— BEGIN —

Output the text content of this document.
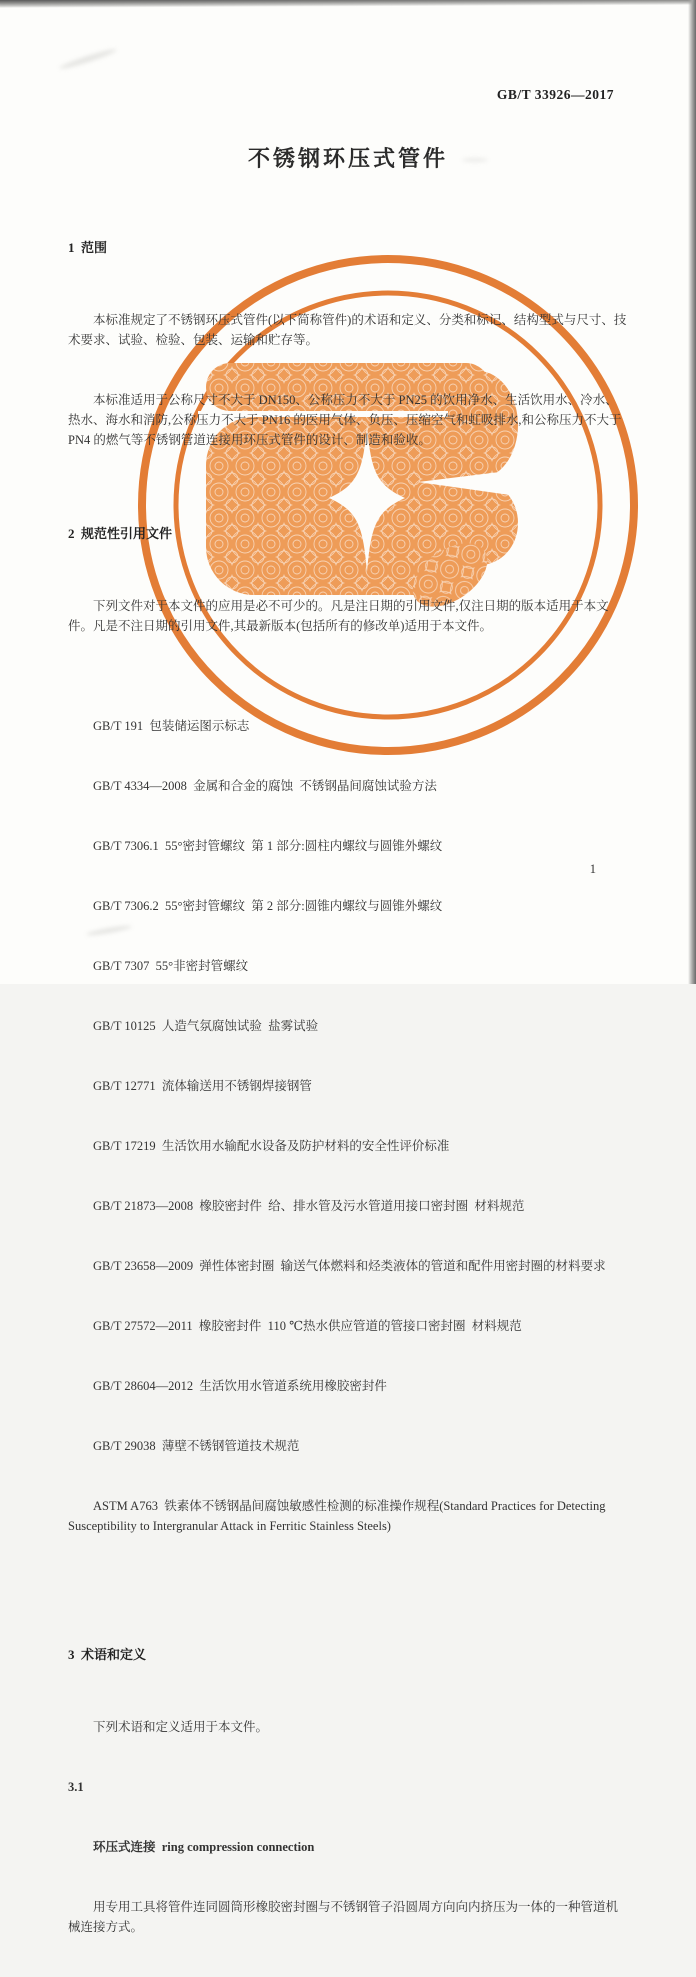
GB/T 33926—2017
不锈钢环压式管件

1  范围

本标准规定了不锈钢环压式管件(以下简称管件)的术语和定义、分类和标记、结构型式与尺寸、技术要求、试验、检验、包装、运输和贮存等。

本标准适用于公称尺寸不大于 DN150、公称压力不大于 PN25 的饮用净水、生活饮用水、冷水、热水、海水和消防,公称压力不大于 PN16 的医用气体、负压、压缩空气和虹吸排水,和公称压力不大于 PN4 的燃气等不锈钢管道连接用环压式管件的设计、制造和验收。

2  规范性引用文件

下列文件对于本文件的应用是必不可少的。凡是注日期的引用文件,仅注日期的版本适用于本文件。凡是不注日期的引用文件,其最新版本(包括所有的修改单)适用于本文件。

GB/T 191  包装储运图示标志

GB/T 4334—2008  金属和合金的腐蚀  不锈钢晶间腐蚀试验方法

GB/T 7306.1  55°密封管螺纹  第 1 部分:圆柱内螺纹与圆锥外螺纹

GB/T 7306.2  55°密封管螺纹  第 2 部分:圆锥内螺纹与圆锥外螺纹

GB/T 7307  55°非密封管螺纹

GB/T 10125  人造气氛腐蚀试验  盐雾试验

GB/T 12771  流体输送用不锈钢焊接钢管

GB/T 17219  生活饮用水输配水设备及防护材料的安全性评价标准

GB/T 21873—2008  橡胶密封件  给、排水管及污水管道用接口密封圈  材料规范

GB/T 23658—2009  弹性体密封圈  输送气体燃料和烃类液体的管道和配件用密封圈的材料要求

GB/T 27572—2011  橡胶密封件  110 ℃热水供应管道的管接口密封圈  材料规范

GB/T 28604—2012  生活饮用水管道系统用橡胶密封件

GB/T 29038  薄壁不锈钢管道技术规范

ASTM A763  铁素体不锈钢晶间腐蚀敏感性检测的标准操作规程(Standard Practices for Detecting Susceptibility to Intergranular Attack in Ferritic Stainless Steels)

3  术语和定义

下列术语和定义适用于本文件。

3.1

环压式连接  ring compression connection

用专用工具将管件连同圆筒形橡胶密封圈与不锈钢管子沿圆周方向向内挤压为一体的一种管道机械连接方式。

1
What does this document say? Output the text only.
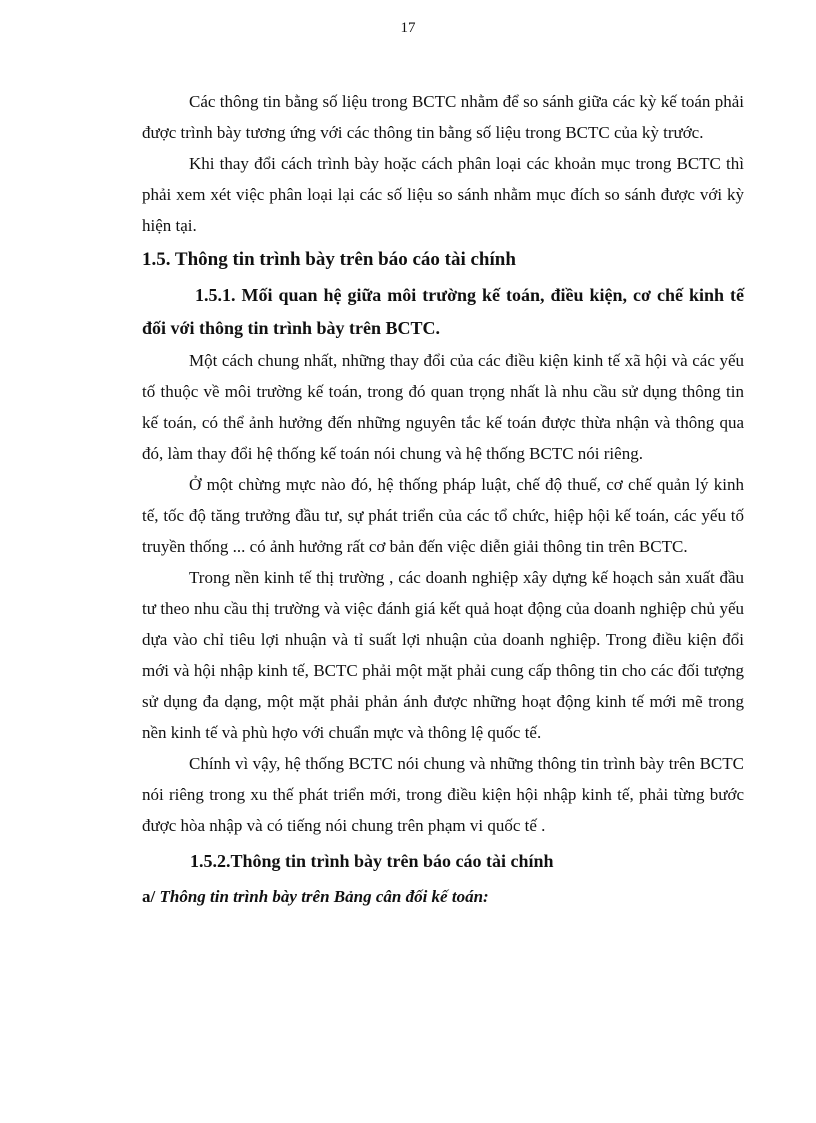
17

Các thông tin bằng số liệu trong BCTC nhằm để so sánh giữa các kỳ kế toán phải được trình bày tương ứng với các thông tin bằng số liệu trong BCTC của kỳ trước.

Khi thay đổi cách trình bày hoặc cách phân loại các khoản mục trong BCTC thì phải xem xét việc phân loại lại các số liệu so sánh nhằm mục đích so sánh được với kỳ hiện tại.

1.5. Thông tin trình bày trên báo cáo tài chính
1.5.1. Mối quan hệ giữa môi trường kế toán, điều kiện, cơ chế kinh tế đối với thông tin trình bày trên BCTC.

Một cách chung nhất, những thay đổi của các điều kiện kinh tế xã hội và các yếu tố thuộc về môi trường kế toán, trong đó quan trọng nhất là nhu cầu sử dụng thông tin kế toán, có thể ảnh hưởng đến những nguyên tắc kế toán được thừa nhận và thông qua đó, làm thay đổi hệ thống kế toán nói chung và hệ thống BCTC nói riêng.

Ở một chừng mực nào đó, hệ thống pháp luật, chế độ thuế, cơ chế quản lý kinh tế, tốc độ tăng trưởng đầu tư, sự phát triển của các tổ chức, hiệp hội kế toán, các yếu tố truyền thống ... có ảnh hưởng rất cơ bản đến việc diễn giải thông tin trên BCTC.

Trong nền kinh tế thị trường , các doanh nghiệp xây dựng kế hoạch sản xuất đầu tư theo nhu cầu thị trường và việc đánh giá kết quả hoạt động của doanh nghiệp chủ yếu dựa vào chỉ tiêu lợi nhuận và tỉ suất lợi nhuận của doanh nghiệp. Trong điều kiện đổi mới và hội nhập kinh tế, BCTC phải một mặt phải cung cấp thông tin cho các đối tượng sử dụng đa dạng, một mặt phải phản ánh được những hoạt động kinh tế mới mẽ trong nền kinh tế và phù hợo với chuẩn mực và thông lệ quốc tế.

Chính vì vậy, hệ thống BCTC nói chung và những thông tin trình bày trên BCTC nói riêng trong xu thế phát triển mới, trong điều kiện hội nhập kinh tế, phải từng bước được hòa nhập và có tiếng nói chung trên phạm vi quốc tế .

1.5.2.Thông tin trình bày trên báo cáo tài chính

a/ Thông tin trình bày trên Bảng cân đối kế toán:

— END —

> _What is needed_:
Search the entries for the word "document" and gather every line where it appears.

> _The completed task_:
Output the text content of this document.
What does this document say? Output the text only.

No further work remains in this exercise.